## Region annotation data
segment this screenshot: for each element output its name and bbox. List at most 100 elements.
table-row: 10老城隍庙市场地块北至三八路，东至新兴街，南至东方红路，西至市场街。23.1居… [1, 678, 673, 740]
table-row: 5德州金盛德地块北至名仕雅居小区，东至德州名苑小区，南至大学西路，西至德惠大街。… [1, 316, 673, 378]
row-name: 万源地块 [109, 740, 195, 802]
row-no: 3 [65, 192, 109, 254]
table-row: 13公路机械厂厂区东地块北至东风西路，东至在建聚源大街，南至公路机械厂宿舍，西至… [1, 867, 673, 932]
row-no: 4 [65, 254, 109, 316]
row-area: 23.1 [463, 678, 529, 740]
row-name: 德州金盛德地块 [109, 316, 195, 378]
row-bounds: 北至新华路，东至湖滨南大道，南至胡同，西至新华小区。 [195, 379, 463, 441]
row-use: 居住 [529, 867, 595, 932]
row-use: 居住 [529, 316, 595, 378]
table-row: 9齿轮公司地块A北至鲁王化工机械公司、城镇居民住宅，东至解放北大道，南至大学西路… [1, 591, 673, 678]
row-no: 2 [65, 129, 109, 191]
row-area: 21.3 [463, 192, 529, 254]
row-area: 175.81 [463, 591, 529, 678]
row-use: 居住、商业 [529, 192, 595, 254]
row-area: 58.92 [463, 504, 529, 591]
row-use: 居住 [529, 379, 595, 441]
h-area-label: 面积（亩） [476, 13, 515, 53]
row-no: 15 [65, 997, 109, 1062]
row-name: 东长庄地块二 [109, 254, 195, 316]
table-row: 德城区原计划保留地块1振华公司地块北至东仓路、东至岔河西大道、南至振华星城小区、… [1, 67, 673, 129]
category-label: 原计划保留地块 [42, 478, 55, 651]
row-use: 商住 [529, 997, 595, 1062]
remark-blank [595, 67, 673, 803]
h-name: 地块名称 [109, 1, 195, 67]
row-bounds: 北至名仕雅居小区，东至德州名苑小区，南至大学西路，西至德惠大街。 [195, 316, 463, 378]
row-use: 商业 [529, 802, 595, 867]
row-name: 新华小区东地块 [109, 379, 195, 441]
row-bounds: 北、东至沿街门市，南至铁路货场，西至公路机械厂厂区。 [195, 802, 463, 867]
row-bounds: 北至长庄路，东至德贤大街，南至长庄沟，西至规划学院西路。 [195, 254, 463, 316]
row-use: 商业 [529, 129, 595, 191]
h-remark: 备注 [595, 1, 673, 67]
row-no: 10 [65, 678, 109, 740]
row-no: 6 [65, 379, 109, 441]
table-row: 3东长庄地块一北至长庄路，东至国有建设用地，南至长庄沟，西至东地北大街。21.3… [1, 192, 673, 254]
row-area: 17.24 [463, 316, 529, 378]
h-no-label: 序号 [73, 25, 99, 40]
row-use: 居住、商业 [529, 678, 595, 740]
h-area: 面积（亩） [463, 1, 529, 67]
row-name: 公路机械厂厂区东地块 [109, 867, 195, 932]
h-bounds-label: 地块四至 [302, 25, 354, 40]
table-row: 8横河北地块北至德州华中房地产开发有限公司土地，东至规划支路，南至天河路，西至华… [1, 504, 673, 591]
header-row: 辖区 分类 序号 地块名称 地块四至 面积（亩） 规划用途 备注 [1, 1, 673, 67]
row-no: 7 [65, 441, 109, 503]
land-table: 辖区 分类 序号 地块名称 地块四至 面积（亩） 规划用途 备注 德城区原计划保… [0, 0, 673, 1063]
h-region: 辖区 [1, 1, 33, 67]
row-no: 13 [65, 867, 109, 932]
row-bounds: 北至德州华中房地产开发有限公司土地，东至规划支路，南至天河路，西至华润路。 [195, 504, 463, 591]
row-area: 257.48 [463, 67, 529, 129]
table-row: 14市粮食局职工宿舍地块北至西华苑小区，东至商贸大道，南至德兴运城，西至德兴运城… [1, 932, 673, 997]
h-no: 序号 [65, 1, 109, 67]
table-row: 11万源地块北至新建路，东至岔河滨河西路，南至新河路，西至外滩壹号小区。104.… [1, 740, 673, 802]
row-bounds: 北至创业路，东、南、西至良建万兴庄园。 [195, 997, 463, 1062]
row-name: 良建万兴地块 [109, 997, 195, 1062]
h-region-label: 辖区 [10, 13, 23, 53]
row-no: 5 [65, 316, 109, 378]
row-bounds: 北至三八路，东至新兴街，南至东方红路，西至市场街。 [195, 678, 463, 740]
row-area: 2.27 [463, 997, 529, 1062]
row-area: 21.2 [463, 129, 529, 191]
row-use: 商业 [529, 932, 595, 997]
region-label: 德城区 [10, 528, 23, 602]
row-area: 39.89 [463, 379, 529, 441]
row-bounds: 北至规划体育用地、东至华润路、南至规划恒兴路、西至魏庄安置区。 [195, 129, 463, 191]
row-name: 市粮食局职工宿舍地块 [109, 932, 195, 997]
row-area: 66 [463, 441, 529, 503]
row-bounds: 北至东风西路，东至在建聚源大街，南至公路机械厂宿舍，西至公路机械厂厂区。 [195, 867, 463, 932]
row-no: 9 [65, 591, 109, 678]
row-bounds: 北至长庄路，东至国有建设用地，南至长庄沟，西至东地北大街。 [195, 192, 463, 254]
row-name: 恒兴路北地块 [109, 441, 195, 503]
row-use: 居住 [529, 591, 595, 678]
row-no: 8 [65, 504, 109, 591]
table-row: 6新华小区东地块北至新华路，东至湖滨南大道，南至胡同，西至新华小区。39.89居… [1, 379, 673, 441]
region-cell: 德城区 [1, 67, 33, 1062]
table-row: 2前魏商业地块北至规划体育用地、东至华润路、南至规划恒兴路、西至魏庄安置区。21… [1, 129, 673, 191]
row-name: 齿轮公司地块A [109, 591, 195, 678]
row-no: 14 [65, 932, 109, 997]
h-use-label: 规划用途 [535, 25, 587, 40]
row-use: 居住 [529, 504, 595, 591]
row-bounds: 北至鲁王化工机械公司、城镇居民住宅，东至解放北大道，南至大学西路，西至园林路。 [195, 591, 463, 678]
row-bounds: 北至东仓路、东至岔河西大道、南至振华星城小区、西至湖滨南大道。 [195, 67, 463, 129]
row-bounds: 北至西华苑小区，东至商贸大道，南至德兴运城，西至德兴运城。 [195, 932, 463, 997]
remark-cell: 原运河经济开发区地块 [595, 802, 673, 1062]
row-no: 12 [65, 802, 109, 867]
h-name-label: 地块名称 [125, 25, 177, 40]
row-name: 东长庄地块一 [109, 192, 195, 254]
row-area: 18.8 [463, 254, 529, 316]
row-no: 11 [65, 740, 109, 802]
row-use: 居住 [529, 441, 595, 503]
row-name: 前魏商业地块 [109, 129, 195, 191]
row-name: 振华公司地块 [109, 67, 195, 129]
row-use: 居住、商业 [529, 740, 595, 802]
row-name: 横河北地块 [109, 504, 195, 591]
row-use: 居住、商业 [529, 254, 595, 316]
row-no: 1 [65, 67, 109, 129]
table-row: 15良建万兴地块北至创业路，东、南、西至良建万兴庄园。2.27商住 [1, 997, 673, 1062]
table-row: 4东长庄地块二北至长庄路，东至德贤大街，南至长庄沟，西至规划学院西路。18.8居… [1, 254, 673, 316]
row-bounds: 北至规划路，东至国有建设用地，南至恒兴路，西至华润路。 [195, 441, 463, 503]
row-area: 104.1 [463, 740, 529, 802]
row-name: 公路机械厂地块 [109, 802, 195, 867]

## What is being asked
Arrange all of the data above as a JSON list of strings, with one string per line and any blank lines left out.

## In response
[
  "segment this screenshot: for each element output its name and bbox. List at most 100 elements.",
  "table-row: 10老城隍庙市场地块北至三八路，东至新兴街，南至东方红路，西至市场街。23.1居… [1, 678, 673, 740]",
  "table-row: 5德州金盛德地块北至名仕雅居小区，东至德州名苑小区，南至大学西路，西至德惠大街。… [1, 316, 673, 378]",
  "row-name: 万源地块 [109, 740, 195, 802]",
  "row-no: 3 [65, 192, 109, 254]",
  "table-row: 13公路机械厂厂区东地块北至东风西路，东至在建聚源大街，南至公路机械厂宿舍，西至… [1, 867, 673, 932]",
  "row-no: 4 [65, 254, 109, 316]",
  "row-area: 23.1 [463, 678, 529, 740]",
  "row-name: 德州金盛德地块 [109, 316, 195, 378]",
  "row-bounds: 北至新华路，东至湖滨南大道，南至胡同，西至新华小区。 [195, 379, 463, 441]",
  "row-use: 居住 [529, 867, 595, 932]",
  "row-use: 居住 [529, 316, 595, 378]",
  "table-row: 9齿轮公司地块A北至鲁王化工机械公司、城镇居民住宅，东至解放北大道，南至大学西路… [1, 591, 673, 678]",
  "row-no: 2 [65, 129, 109, 191]",
  "row-area: 21.3 [463, 192, 529, 254]",
  "row-area: 175.81 [463, 591, 529, 678]",
  "row-use: 居住、商业 [529, 192, 595, 254]",
  "row-area: 58.92 [463, 504, 529, 591]",
  "row-use: 居住 [529, 379, 595, 441]",
  "h-area-label: 面积（亩） [476, 13, 515, 53]",
  "row-no: 15 [65, 997, 109, 1062]",
  "row-name: 东长庄地块二 [109, 254, 195, 316]",
  "table-row: 德城区原计划保留地块1振华公司地块北至东仓路、东至岔河西大道、南至振华星城小区、… [1, 67, 673, 129]",
  "category-label: 原计划保留地块 [42, 478, 55, 651]",
  "row-use: 商住 [529, 997, 595, 1062]",
  "remark-blank [595, 67, 673, 803]",
  "h-name: 地块名称 [109, 1, 195, 67]",
  "row-bounds: 北至名仕雅居小区，东至德州名苑小区，南至大学西路，西至德惠大街。 [195, 316, 463, 378]",
  "row-use: 商业 [529, 802, 595, 867]",
  "row-name: 新华小区东地块 [109, 379, 195, 441]",
  "row-bounds: 北、东至沿街门市，南至铁路货场，西至公路机械厂厂区。 [195, 802, 463, 867]",
  "row-bounds: 北至长庄路，东至德贤大街，南至长庄沟，西至规划学院西路。 [195, 254, 463, 316]",
  "row-use: 商业 [529, 129, 595, 191]",
  "h-remark: 备注 [595, 1, 673, 67]",
  "row-no: 10 [65, 678, 109, 740]",
  "row-no: 6 [65, 379, 109, 441]",
  "table-row: 3东长庄地块一北至长庄路，东至国有建设用地，南至长庄沟，西至东地北大街。21.3… [1, 192, 673, 254]",
  "row-area: 17.24 [463, 316, 529, 378]",
  "h-no-label: 序号 [73, 25, 99, 40]",
  "row-use: 居住、商业 [529, 678, 595, 740]",
  "h-area: 面积（亩） [463, 1, 529, 67]",
  "row-name: 公路机械厂厂区东地块 [109, 867, 195, 932]",
  "h-bounds-label: 地块四至 [302, 25, 354, 40]",
  "table-row: 8横河北地块北至德州华中房地产开发有限公司土地，东至规划支路，南至天河路，西至华… [1, 504, 673, 591]",
  "header-row: 辖区 分类 序号 地块名称 地块四至 面积（亩） 规划用途 备注 [1, 1, 673, 67]",
  "row-no: 7 [65, 441, 109, 503]",
  "land-table: 辖区 分类 序号 地块名称 地块四至 面积（亩） 规划用途 备注 德城区原计划保… [0, 0, 673, 1063]",
  "h-region: 辖区 [1, 1, 33, 67]",
  "row-no: 13 [65, 867, 109, 932]",
  "row-bounds: 北至德州华中房地产开发有限公司土地，东至规划支路，南至天河路，西至华润路。 [195, 504, 463, 591]",
  "row-area: 257.48 [463, 67, 529, 129]",
  "table-row: 14市粮食局职工宿舍地块北至西华苑小区，东至商贸大道，南至德兴运城，西至德兴运城… [1, 932, 673, 997]",
  "h-no: 序号 [65, 1, 109, 67]",
  "table-row: 11万源地块北至新建路，东至岔河滨河西路，南至新河路，西至外滩壹号小区。104.… [1, 740, 673, 802]",
  "row-bounds: 北至创业路，东、南、西至良建万兴庄园。 [195, 997, 463, 1062]",
  "row-name: 良建万兴地块 [109, 997, 195, 1062]",
  "h-region-label: 辖区 [10, 13, 23, 53]",
  "row-no: 5 [65, 316, 109, 378]",
  "row-bounds: 北至三八路，东至新兴街，南至东方红路，西至市场街。 [195, 678, 463, 740]",
  "row-area: 2.27 [463, 997, 529, 1062]",
  "row-area: 21.2 [463, 129, 529, 191]",
  "row-use: 商业 [529, 932, 595, 997]",
  "region-label: 德城区 [10, 528, 23, 602]",
  "row-area: 39.89 [463, 379, 529, 441]",
  "row-bounds: 北至规划体育用地、东至华润路、南至规划恒兴路、西至魏庄安置区。 [195, 129, 463, 191]",
  "row-name: 市粮食局职工宿舍地块 [109, 932, 195, 997]",
  "row-area: 66 [463, 441, 529, 503]",
  "row-bounds: 北至东风西路，东至在建聚源大街，南至公路机械厂宿舍，西至公路机械厂厂区。 [195, 867, 463, 932]",
  "row-no: 9 [65, 591, 109, 678]",
  "row-bounds: 北至长庄路，东至国有建设用地，南至长庄沟，西至东地北大街。 [195, 192, 463, 254]",
  "row-name: 恒兴路北地块 [109, 441, 195, 503]",
  "row-use: 居住 [529, 591, 595, 678]",
  "row-no: 8 [65, 504, 109, 591]",
  "table-row: 6新华小区东地块北至新华路，东至湖滨南大道，南至胡同，西至新华小区。39.89居… [1, 379, 673, 441]",
  "region-cell: 德城区 [1, 67, 33, 1062]",
  "table-row: 2前魏商业地块北至规划体育用地、东至华润路、南至规划恒兴路、西至魏庄安置区。21… [1, 129, 673, 191]",
  "row-name: 齿轮公司地块A [109, 591, 195, 678]",
  "row-no: 14 [65, 932, 109, 997]",
  "h-use-label: 规划用途 [535, 25, 587, 40]",
  "row-use: 居住 [529, 504, 595, 591]",
  "row-bounds: 北至鲁王化工机械公司、城镇居民住宅，东至解放北大道，南至大学西路，西至园林路。 [195, 591, 463, 678]",
  "row-bounds: 北至东仓路、东至岔河西大道、南至振华星城小区、西至湖滨南大道。 [195, 67, 463, 129]",
  "row-bounds: 北至西华苑小区，东至商贸大道，南至德兴运城，西至德兴运城。 [195, 932, 463, 997]",
  "remark-cell: 原运河经济开发区地块 [595, 802, 673, 1062]",
  "row-no: 12 [65, 802, 109, 867]",
  "h-name-label: 地块名称 [125, 25, 177, 40]",
  "row-name: 东长庄地块一 [109, 192, 195, 254]",
  "row-area: 18.8 [463, 254, 529, 316]",
  "row-no: 11 [65, 740, 109, 802]",
  "row-use: 居住 [529, 441, 595, 503]",
  "row-name: 前魏商业地块 [109, 129, 195, 191]",
  "row-name: 振华公司地块 [109, 67, 195, 129]",
  "row-use: 居住、商业 [529, 740, 595, 802]",
  "row-name: 横河北地块 [109, 504, 195, 591]",
  "row-use: 居住、商业 [529, 254, 595, 316]",
  "row-no: 1 [65, 67, 109, 129]",
  "table-row: 15良建万兴地块北至创业路，东、南、西至良建万兴庄园。2.27商住 [1, 997, 673, 1062]",
  "table-row: 4东长庄地块二北至长庄路，东至德贤大街，南至长庄沟，西至规划学院西路。18.8居… [1, 254, 673, 316]",
  "row-bounds: 北至规划路，东至国有建设用地，南至恒兴路，西至华润路。 [195, 441, 463, 503]",
  "row-area: 104.1 [463, 740, 529, 802]",
  "row-name: 公路机械厂地块 [109, 802, 195, 867]"
]